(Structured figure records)
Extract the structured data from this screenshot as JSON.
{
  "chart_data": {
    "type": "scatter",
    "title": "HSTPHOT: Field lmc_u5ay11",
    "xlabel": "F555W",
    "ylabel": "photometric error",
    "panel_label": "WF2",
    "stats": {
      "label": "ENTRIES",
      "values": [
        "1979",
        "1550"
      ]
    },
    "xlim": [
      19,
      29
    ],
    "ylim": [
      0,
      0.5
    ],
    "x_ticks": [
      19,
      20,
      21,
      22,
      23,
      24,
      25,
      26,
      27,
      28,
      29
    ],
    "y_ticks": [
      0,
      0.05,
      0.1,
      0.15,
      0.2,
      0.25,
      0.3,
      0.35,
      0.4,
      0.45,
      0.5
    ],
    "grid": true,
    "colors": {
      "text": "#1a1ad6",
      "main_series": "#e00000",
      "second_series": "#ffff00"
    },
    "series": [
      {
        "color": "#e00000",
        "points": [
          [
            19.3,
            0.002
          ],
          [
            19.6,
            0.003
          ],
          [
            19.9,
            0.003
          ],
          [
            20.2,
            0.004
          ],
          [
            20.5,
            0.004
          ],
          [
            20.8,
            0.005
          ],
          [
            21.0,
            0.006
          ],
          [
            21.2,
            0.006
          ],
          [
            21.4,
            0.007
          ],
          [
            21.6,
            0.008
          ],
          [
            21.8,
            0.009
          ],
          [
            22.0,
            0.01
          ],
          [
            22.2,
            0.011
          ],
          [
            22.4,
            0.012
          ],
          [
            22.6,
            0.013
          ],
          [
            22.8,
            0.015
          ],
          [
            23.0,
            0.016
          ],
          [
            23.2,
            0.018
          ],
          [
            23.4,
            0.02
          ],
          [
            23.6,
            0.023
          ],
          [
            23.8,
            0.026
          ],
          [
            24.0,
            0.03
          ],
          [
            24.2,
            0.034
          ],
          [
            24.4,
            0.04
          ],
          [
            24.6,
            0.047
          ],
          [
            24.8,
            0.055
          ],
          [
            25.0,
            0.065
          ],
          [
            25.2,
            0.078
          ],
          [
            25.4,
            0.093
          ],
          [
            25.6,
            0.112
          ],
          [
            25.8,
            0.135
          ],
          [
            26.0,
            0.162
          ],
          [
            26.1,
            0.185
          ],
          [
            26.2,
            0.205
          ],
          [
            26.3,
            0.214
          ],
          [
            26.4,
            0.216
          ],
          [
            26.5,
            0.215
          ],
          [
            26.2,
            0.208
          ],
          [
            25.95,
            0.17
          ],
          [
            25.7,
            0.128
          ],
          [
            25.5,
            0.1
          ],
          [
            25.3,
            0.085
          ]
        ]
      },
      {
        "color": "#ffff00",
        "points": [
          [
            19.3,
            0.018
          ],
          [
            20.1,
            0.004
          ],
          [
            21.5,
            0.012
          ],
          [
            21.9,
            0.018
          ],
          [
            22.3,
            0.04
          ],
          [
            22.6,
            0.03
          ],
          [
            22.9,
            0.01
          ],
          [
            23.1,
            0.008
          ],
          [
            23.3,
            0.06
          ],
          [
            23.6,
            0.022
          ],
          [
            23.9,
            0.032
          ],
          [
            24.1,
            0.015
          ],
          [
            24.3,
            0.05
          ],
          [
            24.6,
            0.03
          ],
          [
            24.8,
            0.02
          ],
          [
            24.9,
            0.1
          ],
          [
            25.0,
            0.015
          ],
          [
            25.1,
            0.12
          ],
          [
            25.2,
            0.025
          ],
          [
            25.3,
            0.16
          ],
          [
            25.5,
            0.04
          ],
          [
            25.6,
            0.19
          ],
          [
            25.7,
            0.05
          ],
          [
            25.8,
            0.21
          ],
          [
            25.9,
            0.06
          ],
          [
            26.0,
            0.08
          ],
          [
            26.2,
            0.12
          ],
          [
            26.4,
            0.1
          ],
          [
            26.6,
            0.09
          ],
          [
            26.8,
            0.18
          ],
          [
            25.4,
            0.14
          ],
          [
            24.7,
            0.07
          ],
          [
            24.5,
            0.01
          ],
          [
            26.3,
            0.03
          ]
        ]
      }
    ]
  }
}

:: Task instructions ::
Quote every record above exactly.

:: Finished answer ::
Extract the structured data from this screenshot as JSON.
{
  "chart_data": {
    "type": "scatter",
    "title": "HSTPHOT: Field lmc_u5ay11",
    "xlabel": "F555W",
    "ylabel": "photometric error",
    "panel_label": "WF2",
    "stats": {
      "label": "ENTRIES",
      "values": [
        "1979",
        "1550"
      ]
    },
    "xlim": [
      19,
      29
    ],
    "ylim": [
      0,
      0.5
    ],
    "x_ticks": [
      19,
      20,
      21,
      22,
      23,
      24,
      25,
      26,
      27,
      28,
      29
    ],
    "y_ticks": [
      0,
      0.05,
      0.1,
      0.15,
      0.2,
      0.25,
      0.3,
      0.35,
      0.4,
      0.45,
      0.5
    ],
    "grid": true,
    "colors": {
      "text": "#1a1ad6",
      "main_series": "#e00000",
      "second_series": "#ffff00"
    },
    "series": [
      {
        "color": "#e00000",
        "points": [
          [
            19.3,
            0.002
          ],
          [
            19.6,
            0.003
          ],
          [
            19.9,
            0.003
          ],
          [
            20.2,
            0.004
          ],
          [
            20.5,
            0.004
          ],
          [
            20.8,
            0.005
          ],
          [
            21.0,
            0.006
          ],
          [
            21.2,
            0.006
          ],
          [
            21.4,
            0.007
          ],
          [
            21.6,
            0.008
          ],
          [
            21.8,
            0.009
          ],
          [
            22.0,
            0.01
          ],
          [
            22.2,
            0.011
          ],
          [
            22.4,
            0.012
          ],
          [
            22.6,
            0.013
          ],
          [
            22.8,
            0.015
          ],
          [
            23.0,
            0.016
          ],
          [
            23.2,
            0.018
          ],
          [
            23.4,
            0.02
          ],
          [
            23.6,
            0.023
          ],
          [
            23.8,
            0.026
          ],
          [
            24.0,
            0.03
          ],
          [
            24.2,
            0.034
          ],
          [
            24.4,
            0.04
          ],
          [
            24.6,
            0.047
          ],
          [
            24.8,
            0.055
          ],
          [
            25.0,
            0.065
          ],
          [
            25.2,
            0.078
          ],
          [
            25.4,
            0.093
          ],
          [
            25.6,
            0.112
          ],
          [
            25.8,
            0.135
          ],
          [
            26.0,
            0.162
          ],
          [
            26.1,
            0.185
          ],
          [
            26.2,
            0.205
          ],
          [
            26.3,
            0.214
          ],
          [
            26.4,
            0.216
          ],
          [
            26.5,
            0.215
          ],
          [
            26.2,
            0.208
          ],
          [
            25.95,
            0.17
          ],
          [
            25.7,
            0.128
          ],
          [
            25.5,
            0.1
          ],
          [
            25.3,
            0.085
          ]
        ]
      },
      {
        "color": "#ffff00",
        "points": [
          [
            19.3,
            0.018
          ],
          [
            20.1,
            0.004
          ],
          [
            21.5,
            0.012
          ],
          [
            21.9,
            0.018
          ],
          [
            22.3,
            0.04
          ],
          [
            22.6,
            0.03
          ],
          [
            22.9,
            0.01
          ],
          [
            23.1,
            0.008
          ],
          [
            23.3,
            0.06
          ],
          [
            23.6,
            0.022
          ],
          [
            23.9,
            0.032
          ],
          [
            24.1,
            0.015
          ],
          [
            24.3,
            0.05
          ],
          [
            24.6,
            0.03
          ],
          [
            24.8,
            0.02
          ],
          [
            24.9,
            0.1
          ],
          [
            25.0,
            0.015
          ],
          [
            25.1,
            0.12
          ],
          [
            25.2,
            0.025
          ],
          [
            25.3,
            0.16
          ],
          [
            25.5,
            0.04
          ],
          [
            25.6,
            0.19
          ],
          [
            25.7,
            0.05
          ],
          [
            25.8,
            0.21
          ],
          [
            25.9,
            0.06
          ],
          [
            26.0,
            0.08
          ],
          [
            26.2,
            0.12
          ],
          [
            26.4,
            0.1
          ],
          [
            26.6,
            0.09
          ],
          [
            26.8,
            0.18
          ],
          [
            25.4,
            0.14
          ],
          [
            24.7,
            0.07
          ],
          [
            24.5,
            0.01
          ],
          [
            26.3,
            0.03
          ]
        ]
      }
    ]
  }
}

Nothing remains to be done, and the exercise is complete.